_FRAGMENT STRONY:_
....................
Na co dzień nie używam takich plastrów, ale uważam że jest to produkt potrzebny, tylko wtedy, gdy coś niespotykanego się znienacka wydarzy, czyli szybko pojawiający się stres i coś wyskoczy nieplanowanego na twarzy. Takie plastry na pewno szybko pomogą, a na pewno przyniosą ulgę. Dobrze, że teraz, będę miała je w pogotowiu.
2 saszetki marki Urgo Dermoestetic C Vitalize rewitalizująco-rozświetlający krem do skóry wokół oczu.
Miałam je niedawno na wyjeździe, bo były w poprzednich już edycjach i były w porządku jako krem pielęgnacyjny do twarzy. Lubię saszetki, próbki i je zużywam.
Pielęgnacja włosów:
cena: 29,99zł/250ml
Uniwersalny żel pod prysznic i szampon 2w1 dla mężczyzn i kobiet do każdego typu skóry i włosów. Posiada delikatny i naturalny zapach. Dokładnie oczyszcza nie podrażniając nawet najbardziej wrażliwej skóry.
....................
_DANE:_

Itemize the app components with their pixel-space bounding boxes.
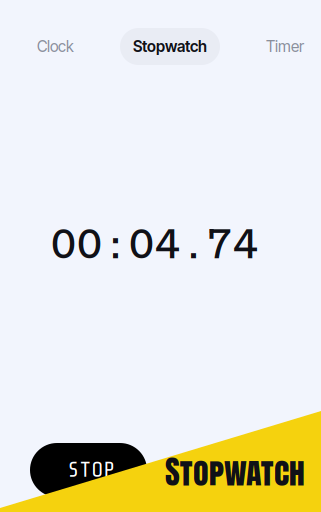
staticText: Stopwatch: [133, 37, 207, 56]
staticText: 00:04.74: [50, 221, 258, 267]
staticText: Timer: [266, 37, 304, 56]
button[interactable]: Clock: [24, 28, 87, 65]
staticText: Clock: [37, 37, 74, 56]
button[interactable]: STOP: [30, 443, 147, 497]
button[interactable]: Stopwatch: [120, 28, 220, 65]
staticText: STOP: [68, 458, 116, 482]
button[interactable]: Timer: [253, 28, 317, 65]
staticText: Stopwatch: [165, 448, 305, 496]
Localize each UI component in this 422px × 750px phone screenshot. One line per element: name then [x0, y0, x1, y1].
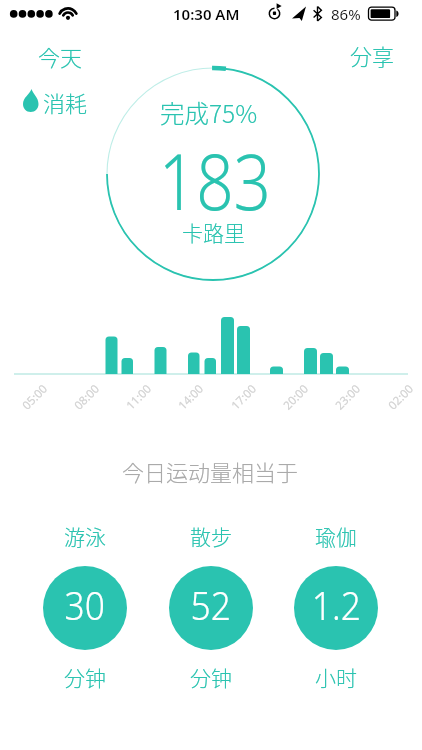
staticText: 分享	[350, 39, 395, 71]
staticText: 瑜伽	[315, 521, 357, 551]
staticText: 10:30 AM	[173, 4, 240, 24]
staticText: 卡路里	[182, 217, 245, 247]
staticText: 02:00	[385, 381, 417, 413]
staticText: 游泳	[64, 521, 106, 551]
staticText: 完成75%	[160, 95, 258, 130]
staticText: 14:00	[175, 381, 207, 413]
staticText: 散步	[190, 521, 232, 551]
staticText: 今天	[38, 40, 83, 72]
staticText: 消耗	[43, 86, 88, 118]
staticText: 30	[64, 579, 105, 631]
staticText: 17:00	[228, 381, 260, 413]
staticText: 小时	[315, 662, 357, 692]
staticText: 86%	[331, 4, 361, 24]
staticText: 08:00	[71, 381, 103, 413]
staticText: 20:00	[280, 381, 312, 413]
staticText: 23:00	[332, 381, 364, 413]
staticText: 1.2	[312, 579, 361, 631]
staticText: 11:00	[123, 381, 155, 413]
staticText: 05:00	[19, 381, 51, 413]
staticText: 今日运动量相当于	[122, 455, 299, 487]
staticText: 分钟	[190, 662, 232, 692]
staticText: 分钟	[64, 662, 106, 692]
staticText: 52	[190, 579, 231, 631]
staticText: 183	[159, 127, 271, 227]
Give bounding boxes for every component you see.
....................
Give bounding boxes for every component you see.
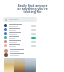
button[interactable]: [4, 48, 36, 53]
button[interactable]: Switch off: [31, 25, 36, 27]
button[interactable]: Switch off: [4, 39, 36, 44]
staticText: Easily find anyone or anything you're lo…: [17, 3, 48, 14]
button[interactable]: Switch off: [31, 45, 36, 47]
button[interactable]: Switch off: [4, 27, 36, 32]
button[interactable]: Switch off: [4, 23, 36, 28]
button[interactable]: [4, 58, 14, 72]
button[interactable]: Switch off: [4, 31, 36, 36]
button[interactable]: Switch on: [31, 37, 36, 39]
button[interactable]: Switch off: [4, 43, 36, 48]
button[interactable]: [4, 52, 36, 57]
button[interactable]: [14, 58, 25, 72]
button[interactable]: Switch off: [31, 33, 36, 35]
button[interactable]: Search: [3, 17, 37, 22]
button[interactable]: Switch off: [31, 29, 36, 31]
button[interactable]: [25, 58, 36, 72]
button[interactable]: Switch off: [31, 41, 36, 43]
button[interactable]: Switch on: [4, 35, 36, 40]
....................
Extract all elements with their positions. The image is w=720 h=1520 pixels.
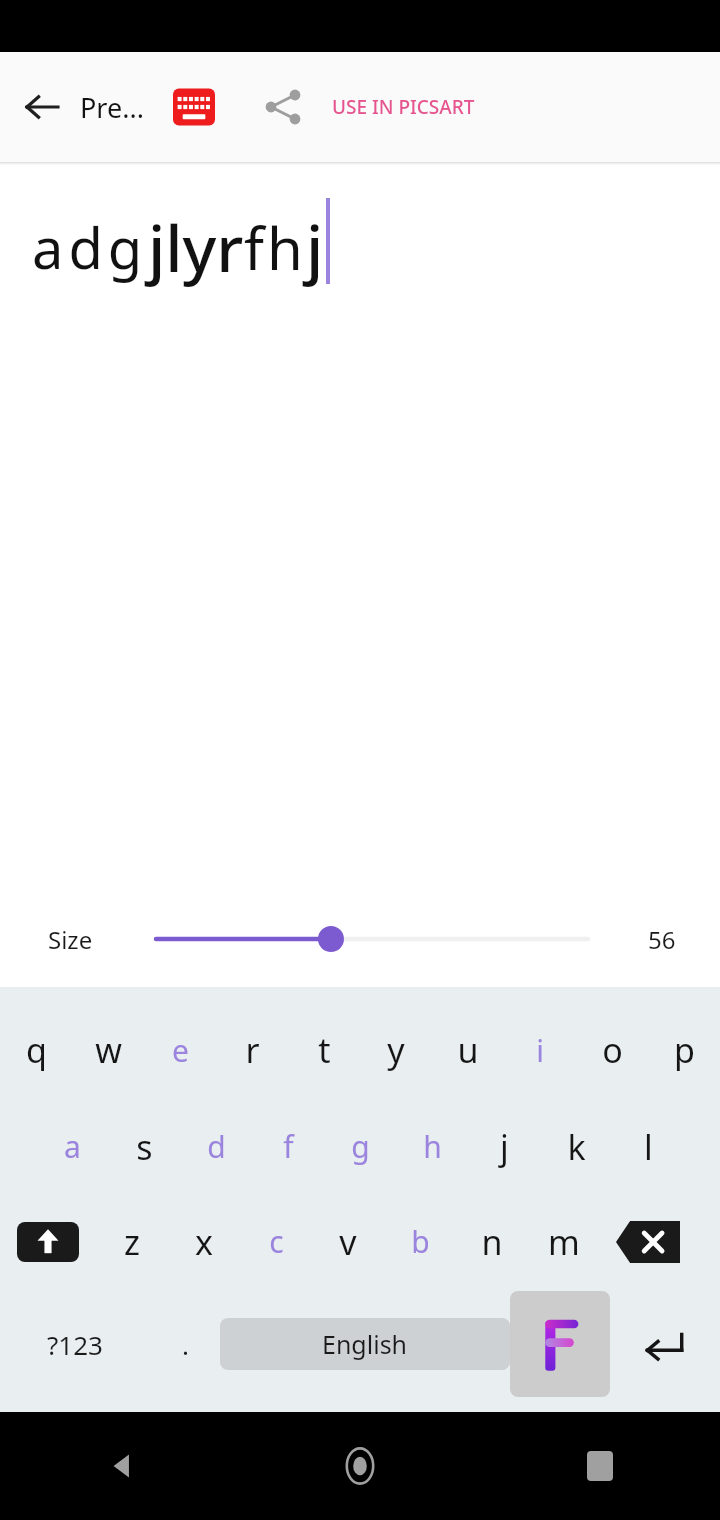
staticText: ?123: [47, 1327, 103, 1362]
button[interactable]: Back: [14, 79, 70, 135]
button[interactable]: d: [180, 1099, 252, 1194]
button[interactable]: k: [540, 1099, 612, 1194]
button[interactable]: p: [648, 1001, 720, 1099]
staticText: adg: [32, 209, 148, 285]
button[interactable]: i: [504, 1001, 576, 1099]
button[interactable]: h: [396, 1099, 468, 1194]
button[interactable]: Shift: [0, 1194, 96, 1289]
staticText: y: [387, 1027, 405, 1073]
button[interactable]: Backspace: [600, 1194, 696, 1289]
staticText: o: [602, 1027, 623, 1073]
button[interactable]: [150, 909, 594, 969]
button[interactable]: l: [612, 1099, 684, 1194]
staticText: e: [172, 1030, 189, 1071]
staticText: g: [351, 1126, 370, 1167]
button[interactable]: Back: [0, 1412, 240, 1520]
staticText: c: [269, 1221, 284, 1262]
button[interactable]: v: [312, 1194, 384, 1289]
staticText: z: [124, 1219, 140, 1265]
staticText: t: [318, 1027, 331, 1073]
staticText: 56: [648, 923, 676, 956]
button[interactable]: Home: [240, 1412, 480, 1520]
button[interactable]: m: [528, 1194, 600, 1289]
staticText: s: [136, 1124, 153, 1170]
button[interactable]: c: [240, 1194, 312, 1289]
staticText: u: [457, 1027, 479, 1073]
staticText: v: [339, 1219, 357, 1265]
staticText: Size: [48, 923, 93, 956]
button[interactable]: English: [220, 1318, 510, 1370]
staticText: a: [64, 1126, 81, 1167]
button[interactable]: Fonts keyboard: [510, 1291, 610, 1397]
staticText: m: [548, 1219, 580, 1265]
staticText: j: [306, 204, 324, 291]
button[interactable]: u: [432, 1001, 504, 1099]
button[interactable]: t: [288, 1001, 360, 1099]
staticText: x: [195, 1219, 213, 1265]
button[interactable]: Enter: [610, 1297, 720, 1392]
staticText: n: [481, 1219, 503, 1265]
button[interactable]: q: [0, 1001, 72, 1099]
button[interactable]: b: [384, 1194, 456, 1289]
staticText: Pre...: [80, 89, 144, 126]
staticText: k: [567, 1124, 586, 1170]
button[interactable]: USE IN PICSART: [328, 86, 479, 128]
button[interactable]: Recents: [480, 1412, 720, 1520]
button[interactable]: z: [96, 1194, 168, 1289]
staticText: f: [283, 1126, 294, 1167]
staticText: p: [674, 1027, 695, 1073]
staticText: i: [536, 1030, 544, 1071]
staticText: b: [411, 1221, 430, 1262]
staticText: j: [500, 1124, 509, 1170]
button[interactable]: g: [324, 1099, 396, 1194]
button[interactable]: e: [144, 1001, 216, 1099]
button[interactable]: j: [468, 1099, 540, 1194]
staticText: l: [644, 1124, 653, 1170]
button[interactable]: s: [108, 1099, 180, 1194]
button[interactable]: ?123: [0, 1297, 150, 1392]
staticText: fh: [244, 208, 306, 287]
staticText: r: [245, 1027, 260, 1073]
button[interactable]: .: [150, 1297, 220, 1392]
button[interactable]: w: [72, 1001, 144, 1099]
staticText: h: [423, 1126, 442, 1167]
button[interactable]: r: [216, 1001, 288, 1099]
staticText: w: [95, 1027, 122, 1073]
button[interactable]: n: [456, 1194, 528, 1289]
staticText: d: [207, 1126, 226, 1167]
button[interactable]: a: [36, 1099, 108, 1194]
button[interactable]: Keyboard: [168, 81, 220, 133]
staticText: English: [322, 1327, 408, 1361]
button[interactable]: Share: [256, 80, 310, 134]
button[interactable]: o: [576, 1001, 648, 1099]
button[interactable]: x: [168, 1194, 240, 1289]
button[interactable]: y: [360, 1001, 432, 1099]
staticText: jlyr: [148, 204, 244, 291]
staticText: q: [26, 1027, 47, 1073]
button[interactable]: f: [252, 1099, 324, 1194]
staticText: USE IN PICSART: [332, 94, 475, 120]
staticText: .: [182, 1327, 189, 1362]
....................
_ZADANIE 1:_ Przepisz fragment recenzji kosmetyków, zmieniając w nim „krem” na „balsam”. Zacznij od słów „2 saszetki marki”, a skończ po słowach „najbardziej wrażliwej skóry.”.
_ZADANIE 2:_ Ile według recenzji kosmetyków kosztuje uniwersalny żel pod prysznic i szampon 2w1?
Dane nie mają żadnego związku z recenzją kosmetyków.

_OCZEKIWANA ODPOWIEDŹ 1:_
2 saszetki marki Urgo Dermoestetic C Vitalize rewitalizująco-rozświetlający balsam do skóry wokół oczu.
Miałam je niedawno na wyjeździe, bo były w poprzednich już edycjach i były w porządku jako balsam pielęgnacyjny do twarzy. Lubię saszetki, próbki i je zużywam.
Pielęgnacja włosów:
cena: 29,99zł/250ml
Uniwersalny żel pod prysznic i szampon 2w1 dla mężczyzn i kobiet do każdego typu skóry i włosów. Posiada delikatny i naturalny zapach. Dokładnie oczyszcza nie podrażniając nawet najbardziej wrażliwej skóry.

_OCZEKIWANA ODPOWIEDŹ 2:_ 29,99 zł za 250 ml.